### ENTRIES SHOWN

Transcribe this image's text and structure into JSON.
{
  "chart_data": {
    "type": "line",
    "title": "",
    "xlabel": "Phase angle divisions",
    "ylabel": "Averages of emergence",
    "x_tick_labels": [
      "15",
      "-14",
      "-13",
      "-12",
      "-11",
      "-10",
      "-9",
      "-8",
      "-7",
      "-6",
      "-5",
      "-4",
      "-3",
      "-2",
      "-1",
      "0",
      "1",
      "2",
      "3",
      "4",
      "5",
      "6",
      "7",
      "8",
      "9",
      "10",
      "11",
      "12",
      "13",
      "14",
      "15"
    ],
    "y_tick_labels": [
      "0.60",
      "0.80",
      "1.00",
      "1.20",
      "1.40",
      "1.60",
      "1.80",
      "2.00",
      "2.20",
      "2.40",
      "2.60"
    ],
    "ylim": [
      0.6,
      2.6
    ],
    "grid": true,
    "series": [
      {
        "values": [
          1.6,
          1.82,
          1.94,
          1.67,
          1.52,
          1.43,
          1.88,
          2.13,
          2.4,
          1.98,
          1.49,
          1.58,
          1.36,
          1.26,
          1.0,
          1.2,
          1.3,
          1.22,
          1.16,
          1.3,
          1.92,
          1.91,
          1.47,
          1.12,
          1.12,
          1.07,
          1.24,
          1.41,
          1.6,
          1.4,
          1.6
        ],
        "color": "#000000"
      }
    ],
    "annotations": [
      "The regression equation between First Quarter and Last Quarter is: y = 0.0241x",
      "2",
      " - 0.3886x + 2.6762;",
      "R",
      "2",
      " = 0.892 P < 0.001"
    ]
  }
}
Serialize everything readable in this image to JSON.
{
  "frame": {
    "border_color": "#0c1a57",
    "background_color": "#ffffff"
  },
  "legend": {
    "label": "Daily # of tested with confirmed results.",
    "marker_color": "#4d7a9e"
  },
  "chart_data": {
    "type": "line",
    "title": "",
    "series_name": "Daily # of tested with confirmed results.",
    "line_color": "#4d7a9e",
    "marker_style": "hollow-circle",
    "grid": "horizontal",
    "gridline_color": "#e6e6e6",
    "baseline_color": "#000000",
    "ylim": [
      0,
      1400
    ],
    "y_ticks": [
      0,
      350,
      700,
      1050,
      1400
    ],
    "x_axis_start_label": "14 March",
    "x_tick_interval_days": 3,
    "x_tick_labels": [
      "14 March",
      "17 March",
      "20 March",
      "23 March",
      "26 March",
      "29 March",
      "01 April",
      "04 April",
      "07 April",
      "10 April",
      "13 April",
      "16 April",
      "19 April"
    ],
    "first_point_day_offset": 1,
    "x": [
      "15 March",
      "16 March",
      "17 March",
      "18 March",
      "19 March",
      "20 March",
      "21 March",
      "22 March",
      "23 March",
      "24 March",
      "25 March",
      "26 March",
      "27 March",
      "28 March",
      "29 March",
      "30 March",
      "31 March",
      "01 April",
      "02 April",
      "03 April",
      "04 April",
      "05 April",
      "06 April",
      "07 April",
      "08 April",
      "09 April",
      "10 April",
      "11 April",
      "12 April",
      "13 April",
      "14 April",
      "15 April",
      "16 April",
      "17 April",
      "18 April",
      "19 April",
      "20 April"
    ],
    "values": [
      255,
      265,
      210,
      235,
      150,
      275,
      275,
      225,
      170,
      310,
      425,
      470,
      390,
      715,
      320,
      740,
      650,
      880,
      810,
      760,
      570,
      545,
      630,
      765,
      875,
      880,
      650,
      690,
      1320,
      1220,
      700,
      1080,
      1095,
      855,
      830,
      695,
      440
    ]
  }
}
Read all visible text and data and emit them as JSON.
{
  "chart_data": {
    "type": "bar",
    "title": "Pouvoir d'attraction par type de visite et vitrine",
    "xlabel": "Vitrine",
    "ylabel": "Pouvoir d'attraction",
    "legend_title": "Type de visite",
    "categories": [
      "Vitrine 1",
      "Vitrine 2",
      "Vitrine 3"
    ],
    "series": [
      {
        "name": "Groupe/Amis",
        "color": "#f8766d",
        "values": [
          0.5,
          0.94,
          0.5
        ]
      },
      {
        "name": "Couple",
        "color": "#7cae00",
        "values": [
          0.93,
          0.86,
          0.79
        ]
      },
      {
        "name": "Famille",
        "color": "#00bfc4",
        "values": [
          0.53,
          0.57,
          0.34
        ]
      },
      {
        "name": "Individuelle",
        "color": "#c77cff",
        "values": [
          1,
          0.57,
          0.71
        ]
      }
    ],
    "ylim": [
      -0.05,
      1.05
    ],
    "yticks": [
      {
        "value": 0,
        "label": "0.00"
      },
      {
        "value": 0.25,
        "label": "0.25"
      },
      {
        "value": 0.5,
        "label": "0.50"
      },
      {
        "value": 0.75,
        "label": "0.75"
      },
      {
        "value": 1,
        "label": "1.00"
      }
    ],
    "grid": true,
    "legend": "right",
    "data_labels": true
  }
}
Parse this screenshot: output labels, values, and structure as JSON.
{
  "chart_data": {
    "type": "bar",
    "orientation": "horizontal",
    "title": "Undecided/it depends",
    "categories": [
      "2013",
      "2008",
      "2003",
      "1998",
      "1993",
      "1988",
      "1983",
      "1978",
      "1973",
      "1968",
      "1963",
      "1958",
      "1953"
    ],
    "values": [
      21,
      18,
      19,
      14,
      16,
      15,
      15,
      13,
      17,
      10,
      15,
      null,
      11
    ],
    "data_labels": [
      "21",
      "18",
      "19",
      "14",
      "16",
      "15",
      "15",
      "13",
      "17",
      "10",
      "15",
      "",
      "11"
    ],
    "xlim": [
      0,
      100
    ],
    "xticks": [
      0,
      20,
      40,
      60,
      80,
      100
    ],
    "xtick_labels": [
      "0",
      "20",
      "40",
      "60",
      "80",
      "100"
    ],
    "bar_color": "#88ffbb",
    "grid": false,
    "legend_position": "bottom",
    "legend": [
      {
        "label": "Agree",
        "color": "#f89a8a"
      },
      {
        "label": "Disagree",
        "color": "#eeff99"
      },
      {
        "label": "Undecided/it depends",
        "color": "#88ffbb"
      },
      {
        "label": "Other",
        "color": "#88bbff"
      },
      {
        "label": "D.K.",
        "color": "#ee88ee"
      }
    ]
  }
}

### JOB
From the records above, pull out every line containing the word "tested".

### EXERCISE RESPONSE
    "label": "Daily # of tested with confirmed results.",
    "series_name": "Daily # of tested with confirmed results.",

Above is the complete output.